● **Task goal**: Using the listing below, copy every line that mentions "правоохоронних".

● **Input records**:
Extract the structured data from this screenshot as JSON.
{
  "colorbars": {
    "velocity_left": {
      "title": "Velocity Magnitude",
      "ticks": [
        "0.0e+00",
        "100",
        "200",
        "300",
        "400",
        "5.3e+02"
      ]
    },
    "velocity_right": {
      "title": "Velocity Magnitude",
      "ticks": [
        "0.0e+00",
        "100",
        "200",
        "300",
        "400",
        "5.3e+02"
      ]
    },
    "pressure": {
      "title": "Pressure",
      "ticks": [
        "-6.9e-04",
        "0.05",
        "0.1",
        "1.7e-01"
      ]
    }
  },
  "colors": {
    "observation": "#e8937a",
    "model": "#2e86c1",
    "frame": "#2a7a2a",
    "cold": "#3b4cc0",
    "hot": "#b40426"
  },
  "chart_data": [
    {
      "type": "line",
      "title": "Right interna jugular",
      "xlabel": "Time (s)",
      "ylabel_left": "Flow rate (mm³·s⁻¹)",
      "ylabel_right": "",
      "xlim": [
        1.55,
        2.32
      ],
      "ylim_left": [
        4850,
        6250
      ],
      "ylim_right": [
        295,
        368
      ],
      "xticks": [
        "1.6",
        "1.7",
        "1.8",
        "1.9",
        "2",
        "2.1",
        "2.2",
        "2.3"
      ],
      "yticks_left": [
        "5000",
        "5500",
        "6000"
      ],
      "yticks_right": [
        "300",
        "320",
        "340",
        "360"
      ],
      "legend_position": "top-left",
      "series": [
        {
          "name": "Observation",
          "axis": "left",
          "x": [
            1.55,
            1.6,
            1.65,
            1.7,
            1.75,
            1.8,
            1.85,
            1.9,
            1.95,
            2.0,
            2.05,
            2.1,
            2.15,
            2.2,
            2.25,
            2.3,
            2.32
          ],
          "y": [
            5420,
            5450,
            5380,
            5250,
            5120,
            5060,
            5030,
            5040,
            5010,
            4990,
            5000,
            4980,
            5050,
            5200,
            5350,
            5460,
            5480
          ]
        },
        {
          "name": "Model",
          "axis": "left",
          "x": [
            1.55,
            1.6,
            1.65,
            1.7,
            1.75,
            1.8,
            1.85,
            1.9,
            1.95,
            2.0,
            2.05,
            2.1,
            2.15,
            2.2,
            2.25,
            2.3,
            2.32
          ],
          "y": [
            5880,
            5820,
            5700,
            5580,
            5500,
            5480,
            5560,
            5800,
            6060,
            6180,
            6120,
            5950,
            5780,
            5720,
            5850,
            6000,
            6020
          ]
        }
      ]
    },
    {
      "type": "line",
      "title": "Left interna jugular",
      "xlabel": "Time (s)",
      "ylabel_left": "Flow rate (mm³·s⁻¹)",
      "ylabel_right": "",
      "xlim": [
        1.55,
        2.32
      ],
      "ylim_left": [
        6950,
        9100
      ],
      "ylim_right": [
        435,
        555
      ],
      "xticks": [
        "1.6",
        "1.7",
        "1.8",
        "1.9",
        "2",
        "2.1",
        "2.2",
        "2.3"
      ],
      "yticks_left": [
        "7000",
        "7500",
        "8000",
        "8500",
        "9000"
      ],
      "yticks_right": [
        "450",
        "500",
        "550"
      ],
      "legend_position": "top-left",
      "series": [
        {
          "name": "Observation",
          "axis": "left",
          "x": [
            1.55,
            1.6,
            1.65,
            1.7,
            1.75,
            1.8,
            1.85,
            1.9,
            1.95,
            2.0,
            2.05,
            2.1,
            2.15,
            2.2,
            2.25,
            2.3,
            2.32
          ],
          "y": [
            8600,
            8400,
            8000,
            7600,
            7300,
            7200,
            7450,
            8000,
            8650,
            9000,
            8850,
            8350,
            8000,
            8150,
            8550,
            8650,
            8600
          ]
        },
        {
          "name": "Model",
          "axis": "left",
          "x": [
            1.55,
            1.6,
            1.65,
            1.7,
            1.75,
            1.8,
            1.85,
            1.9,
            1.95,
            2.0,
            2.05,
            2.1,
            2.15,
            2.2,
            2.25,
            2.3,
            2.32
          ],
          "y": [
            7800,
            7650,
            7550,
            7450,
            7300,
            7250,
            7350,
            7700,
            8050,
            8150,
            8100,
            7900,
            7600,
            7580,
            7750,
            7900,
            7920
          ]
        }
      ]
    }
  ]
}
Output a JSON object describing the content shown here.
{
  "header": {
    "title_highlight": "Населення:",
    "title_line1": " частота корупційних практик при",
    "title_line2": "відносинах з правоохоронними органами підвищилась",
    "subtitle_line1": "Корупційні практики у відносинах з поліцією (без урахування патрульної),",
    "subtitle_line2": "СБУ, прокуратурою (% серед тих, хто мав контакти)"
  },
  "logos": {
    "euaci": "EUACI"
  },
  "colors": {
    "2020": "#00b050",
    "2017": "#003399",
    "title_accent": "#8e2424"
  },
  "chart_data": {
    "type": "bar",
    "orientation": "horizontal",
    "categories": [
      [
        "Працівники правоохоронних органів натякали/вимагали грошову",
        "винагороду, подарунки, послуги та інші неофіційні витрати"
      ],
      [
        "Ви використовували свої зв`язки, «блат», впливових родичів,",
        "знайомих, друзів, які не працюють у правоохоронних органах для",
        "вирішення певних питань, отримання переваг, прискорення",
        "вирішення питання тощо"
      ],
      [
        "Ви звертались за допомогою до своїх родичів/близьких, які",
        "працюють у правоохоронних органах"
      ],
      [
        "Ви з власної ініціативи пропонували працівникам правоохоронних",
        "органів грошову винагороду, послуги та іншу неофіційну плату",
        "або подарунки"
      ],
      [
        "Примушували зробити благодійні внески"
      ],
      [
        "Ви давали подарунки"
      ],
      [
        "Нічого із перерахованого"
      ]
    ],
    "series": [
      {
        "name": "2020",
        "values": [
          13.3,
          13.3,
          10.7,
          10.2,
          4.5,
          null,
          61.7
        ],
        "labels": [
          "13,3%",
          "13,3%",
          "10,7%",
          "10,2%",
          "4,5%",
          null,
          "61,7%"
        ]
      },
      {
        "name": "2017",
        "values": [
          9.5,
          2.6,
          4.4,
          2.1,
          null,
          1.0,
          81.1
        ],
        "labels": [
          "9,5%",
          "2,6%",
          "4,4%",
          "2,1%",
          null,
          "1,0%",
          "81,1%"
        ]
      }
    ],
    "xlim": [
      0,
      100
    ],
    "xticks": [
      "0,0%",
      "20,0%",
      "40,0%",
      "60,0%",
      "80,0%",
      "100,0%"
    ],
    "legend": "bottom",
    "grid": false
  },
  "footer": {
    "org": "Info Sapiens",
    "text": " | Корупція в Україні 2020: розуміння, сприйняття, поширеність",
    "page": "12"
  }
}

● **Result**:
        "Працівники правоохоронних органів натякали/вимагали грошову",
        "знайомих, друзів, які не працюють у правоохоронних органах для",
        "працюють у правоохоронних органах"
        "Ви з власної ініціативи пропонували працівникам правоохоронних",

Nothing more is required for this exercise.